Collected data entries:
━━━━━━━━━━━━━━━━━━━━━━━━━━━━━━
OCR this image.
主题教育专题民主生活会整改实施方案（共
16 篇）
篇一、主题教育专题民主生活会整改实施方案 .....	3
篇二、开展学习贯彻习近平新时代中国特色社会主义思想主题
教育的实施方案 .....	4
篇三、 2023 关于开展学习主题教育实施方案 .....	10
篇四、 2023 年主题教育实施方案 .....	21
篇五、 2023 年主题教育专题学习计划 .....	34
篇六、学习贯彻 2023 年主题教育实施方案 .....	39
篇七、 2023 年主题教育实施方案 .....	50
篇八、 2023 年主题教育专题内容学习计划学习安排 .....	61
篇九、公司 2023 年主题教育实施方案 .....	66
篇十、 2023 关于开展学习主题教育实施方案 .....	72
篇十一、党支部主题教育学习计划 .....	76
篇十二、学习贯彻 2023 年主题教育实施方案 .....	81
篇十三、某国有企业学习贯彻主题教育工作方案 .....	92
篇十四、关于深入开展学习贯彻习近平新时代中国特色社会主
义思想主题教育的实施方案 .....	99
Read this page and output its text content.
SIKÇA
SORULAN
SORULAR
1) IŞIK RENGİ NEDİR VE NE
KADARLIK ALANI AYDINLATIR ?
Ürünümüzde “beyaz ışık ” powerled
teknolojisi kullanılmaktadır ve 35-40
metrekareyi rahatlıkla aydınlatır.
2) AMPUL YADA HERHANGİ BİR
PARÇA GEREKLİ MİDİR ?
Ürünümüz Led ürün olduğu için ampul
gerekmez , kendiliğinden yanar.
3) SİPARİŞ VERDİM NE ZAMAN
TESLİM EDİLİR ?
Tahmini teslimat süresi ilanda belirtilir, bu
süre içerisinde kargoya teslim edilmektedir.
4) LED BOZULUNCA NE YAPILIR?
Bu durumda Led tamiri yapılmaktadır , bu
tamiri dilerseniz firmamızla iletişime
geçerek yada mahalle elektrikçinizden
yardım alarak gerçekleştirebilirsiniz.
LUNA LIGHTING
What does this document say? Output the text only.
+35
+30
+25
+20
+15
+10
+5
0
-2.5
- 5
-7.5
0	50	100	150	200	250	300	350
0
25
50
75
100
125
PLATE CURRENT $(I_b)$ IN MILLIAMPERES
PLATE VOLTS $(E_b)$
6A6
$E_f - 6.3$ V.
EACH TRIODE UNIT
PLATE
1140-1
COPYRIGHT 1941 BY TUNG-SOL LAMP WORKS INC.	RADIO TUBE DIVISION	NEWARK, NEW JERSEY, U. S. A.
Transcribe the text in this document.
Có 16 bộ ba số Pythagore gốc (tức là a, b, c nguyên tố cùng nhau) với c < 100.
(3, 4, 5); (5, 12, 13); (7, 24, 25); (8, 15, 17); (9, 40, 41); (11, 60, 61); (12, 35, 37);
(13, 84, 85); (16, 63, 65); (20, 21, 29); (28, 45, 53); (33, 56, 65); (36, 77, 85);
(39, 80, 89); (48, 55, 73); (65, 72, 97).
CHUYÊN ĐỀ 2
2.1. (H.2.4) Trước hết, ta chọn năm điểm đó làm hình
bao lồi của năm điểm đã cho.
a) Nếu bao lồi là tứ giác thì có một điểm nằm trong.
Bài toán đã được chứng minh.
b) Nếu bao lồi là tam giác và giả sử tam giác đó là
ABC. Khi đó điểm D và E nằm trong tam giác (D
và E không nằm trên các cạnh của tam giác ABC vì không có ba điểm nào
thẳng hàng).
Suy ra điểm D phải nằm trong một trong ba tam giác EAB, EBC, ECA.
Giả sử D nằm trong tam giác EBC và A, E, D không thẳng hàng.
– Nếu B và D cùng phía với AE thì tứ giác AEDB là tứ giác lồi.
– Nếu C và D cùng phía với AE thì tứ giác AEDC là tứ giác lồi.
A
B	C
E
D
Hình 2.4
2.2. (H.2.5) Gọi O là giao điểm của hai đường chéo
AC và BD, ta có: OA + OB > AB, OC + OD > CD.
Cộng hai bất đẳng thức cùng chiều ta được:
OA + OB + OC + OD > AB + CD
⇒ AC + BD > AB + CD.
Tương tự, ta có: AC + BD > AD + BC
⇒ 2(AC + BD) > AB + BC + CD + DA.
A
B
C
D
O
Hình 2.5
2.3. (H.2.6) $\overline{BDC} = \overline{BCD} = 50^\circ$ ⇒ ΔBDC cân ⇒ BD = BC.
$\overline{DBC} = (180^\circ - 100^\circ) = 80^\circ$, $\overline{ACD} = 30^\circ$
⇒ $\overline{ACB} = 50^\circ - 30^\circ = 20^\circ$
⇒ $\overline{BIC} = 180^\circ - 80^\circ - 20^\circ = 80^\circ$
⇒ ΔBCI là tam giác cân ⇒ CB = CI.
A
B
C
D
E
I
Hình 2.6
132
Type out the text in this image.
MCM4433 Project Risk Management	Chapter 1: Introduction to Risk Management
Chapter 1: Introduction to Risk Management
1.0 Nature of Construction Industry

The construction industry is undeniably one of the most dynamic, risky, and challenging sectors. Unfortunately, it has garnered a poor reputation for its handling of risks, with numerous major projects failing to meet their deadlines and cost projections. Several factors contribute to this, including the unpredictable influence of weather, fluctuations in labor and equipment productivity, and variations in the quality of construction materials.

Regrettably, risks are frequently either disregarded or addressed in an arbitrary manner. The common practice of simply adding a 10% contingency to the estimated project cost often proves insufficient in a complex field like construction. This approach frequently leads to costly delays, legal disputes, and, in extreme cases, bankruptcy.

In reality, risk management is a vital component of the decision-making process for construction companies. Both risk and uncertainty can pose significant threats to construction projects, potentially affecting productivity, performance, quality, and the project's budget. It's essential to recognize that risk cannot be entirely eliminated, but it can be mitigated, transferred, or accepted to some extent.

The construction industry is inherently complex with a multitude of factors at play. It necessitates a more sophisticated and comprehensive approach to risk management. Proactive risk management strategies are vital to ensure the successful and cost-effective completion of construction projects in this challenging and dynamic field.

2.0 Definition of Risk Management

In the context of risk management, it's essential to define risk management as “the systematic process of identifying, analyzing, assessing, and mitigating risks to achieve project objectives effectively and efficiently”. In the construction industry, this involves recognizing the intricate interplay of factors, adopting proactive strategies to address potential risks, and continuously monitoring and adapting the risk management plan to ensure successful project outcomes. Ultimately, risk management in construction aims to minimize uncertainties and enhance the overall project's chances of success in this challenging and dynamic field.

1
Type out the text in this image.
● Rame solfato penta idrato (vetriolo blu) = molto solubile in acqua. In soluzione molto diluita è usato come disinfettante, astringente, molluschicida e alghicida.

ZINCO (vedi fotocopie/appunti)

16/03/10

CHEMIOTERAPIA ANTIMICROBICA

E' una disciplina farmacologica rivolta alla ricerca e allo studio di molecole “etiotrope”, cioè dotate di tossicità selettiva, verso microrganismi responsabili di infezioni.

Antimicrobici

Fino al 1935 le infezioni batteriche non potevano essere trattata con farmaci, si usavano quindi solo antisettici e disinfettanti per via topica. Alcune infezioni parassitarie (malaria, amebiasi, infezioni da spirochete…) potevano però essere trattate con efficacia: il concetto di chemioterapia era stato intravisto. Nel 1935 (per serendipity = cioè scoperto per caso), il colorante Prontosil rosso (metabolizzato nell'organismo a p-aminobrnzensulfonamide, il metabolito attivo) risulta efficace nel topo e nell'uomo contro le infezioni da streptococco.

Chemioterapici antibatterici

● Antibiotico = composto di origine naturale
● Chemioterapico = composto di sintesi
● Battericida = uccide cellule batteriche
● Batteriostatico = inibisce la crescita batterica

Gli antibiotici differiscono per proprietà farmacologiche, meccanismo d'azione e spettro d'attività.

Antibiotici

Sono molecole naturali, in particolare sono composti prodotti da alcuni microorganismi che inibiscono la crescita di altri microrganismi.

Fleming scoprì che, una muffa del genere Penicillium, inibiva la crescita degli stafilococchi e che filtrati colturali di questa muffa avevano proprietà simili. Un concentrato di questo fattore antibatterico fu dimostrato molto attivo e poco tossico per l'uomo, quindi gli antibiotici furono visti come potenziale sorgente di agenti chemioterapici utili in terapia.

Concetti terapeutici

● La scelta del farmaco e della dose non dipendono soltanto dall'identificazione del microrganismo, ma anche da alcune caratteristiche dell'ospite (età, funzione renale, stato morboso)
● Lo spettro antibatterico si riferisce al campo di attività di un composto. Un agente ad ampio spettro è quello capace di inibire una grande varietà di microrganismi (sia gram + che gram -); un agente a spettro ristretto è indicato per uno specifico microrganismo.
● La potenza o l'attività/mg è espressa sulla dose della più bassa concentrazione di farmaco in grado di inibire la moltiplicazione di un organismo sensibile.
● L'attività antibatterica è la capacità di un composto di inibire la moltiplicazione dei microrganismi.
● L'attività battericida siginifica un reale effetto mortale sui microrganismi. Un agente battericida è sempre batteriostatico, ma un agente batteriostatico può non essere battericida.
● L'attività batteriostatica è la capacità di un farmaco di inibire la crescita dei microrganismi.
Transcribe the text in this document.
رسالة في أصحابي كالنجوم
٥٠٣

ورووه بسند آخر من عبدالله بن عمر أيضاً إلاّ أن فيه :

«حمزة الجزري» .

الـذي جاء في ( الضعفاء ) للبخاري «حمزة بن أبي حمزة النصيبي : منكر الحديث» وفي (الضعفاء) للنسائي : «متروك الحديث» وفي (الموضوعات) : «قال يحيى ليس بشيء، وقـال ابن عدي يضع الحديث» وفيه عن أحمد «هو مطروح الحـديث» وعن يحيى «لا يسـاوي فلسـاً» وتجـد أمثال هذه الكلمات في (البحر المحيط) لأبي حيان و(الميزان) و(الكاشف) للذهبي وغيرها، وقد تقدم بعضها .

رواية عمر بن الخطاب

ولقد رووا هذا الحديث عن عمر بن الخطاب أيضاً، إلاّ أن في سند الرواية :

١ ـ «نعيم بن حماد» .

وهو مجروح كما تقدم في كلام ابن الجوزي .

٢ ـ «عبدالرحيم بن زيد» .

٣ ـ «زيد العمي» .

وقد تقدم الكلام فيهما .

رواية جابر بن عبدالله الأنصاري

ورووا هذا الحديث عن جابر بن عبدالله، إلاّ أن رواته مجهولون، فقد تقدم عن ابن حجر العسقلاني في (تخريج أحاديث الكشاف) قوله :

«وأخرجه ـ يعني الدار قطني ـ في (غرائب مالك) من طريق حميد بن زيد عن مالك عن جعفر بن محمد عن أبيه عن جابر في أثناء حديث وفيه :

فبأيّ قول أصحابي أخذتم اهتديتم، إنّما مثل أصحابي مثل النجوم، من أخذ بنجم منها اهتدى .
━━━━━━━━━━━━━━━━━━━━━━━━━━━━━━
### DESCRIPTION OF THE TASK
Extract from the material all lines containing the string "جابر".

### COMPLETE OUTPUT
رواية جابر بن عبدالله الأنصاري
ورووا هذا الحديث عن جابر بن عبدالله، إلاّ أن رواته مجهولون، فقد تقدم عن ابن حجر العسقلاني في (تخريج أحاديث الكشاف) قوله :
«وأخرجه ـ يعني الدار قطني ـ في (غرائب مالك) من طريق حميد بن زيد عن مالك عن جعفر بن محمد عن أبيه عن جابر في أثناء حديث وفيه :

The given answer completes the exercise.